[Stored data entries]

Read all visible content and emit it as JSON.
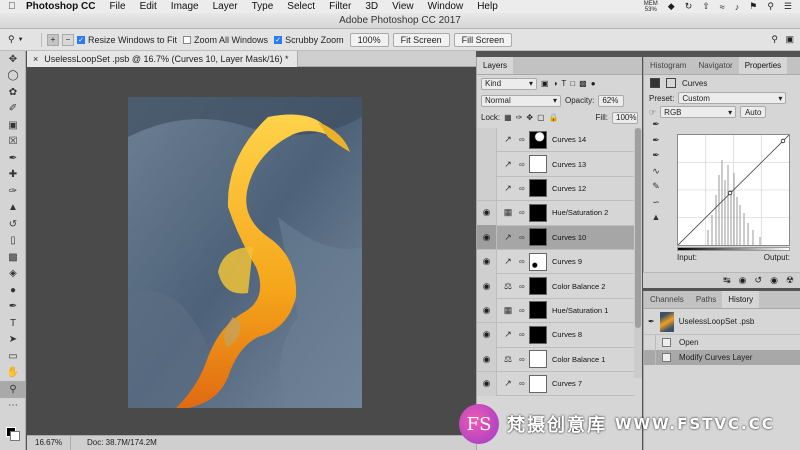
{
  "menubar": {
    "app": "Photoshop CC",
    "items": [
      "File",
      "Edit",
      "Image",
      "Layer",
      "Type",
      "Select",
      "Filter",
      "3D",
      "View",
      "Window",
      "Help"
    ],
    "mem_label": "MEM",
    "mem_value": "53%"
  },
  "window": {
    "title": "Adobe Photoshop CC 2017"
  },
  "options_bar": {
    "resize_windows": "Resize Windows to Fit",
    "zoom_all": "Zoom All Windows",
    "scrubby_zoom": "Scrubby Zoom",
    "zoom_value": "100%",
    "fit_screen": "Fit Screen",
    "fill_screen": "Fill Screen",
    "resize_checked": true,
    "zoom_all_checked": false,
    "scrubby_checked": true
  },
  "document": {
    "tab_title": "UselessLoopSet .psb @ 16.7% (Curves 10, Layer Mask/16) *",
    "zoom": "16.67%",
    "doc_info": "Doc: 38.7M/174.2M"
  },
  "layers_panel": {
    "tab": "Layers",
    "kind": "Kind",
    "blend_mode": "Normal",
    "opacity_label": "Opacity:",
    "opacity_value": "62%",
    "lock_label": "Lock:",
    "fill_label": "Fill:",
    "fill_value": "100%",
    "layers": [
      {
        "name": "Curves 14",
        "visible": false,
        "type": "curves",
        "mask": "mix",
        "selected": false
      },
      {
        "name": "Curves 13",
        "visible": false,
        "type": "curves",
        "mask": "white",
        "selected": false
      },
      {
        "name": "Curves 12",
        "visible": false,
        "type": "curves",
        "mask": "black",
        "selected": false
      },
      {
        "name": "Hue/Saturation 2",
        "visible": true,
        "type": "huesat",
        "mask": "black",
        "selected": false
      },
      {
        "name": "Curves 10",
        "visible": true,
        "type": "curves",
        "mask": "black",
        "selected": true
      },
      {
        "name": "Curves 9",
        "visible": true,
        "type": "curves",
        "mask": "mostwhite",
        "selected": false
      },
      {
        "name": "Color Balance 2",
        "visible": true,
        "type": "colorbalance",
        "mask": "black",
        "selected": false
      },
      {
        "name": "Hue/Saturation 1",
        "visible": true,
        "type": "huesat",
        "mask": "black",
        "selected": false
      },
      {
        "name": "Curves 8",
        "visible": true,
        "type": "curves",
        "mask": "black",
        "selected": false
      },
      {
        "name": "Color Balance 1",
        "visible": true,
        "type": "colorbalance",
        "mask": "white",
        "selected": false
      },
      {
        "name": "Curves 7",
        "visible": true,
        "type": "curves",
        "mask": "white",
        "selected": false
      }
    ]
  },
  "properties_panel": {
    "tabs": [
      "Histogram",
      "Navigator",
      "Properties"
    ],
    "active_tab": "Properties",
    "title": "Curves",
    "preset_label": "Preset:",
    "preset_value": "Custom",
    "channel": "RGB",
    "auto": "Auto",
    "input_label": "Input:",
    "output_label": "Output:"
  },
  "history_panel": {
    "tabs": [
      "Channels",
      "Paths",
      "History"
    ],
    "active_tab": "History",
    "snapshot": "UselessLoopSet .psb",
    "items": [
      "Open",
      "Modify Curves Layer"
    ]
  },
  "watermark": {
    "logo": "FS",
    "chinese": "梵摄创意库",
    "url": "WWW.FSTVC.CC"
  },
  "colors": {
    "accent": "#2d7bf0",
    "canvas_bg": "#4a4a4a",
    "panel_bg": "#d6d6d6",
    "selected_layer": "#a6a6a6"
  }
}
---
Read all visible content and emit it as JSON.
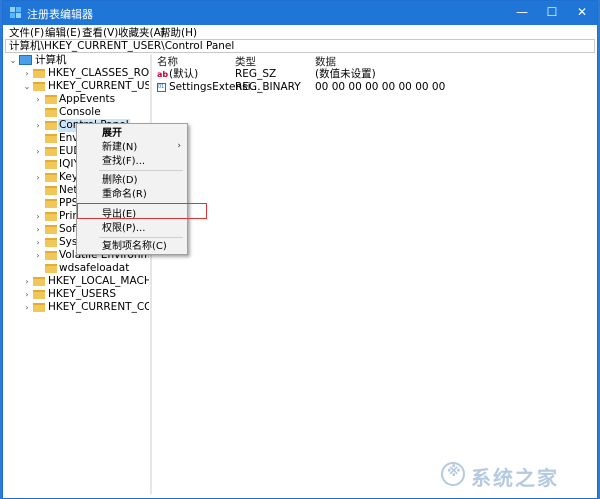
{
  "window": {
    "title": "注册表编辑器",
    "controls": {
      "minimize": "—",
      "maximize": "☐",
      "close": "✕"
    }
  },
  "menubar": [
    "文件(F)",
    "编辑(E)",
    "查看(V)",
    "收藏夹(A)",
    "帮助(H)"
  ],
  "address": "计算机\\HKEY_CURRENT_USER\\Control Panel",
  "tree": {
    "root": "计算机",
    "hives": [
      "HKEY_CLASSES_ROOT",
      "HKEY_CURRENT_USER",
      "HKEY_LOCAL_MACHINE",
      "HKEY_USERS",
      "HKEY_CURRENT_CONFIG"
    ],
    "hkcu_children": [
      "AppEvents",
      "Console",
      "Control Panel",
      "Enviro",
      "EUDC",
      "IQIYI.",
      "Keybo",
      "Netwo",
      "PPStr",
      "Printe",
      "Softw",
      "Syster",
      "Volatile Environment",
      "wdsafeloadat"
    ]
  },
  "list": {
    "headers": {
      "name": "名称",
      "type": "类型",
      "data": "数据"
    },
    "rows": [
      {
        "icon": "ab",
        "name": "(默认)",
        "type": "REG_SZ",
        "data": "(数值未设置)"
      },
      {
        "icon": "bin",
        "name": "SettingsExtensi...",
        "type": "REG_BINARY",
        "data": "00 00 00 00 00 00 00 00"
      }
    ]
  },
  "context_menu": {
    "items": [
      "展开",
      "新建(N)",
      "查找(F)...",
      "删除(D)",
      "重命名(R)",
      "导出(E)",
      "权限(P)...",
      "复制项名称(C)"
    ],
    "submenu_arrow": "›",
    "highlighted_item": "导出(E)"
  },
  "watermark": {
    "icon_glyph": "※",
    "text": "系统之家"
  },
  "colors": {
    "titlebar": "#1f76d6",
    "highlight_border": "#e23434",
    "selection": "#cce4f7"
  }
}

--- WHAT IS ASKED ---
Read through the entries and copy every line that includes "Windows".

--- RESPONSE TO THIS EXERCISE ---
    "resize_windows": "Resize Windows to Fit",
    "zoom_all": "Zoom All Windows",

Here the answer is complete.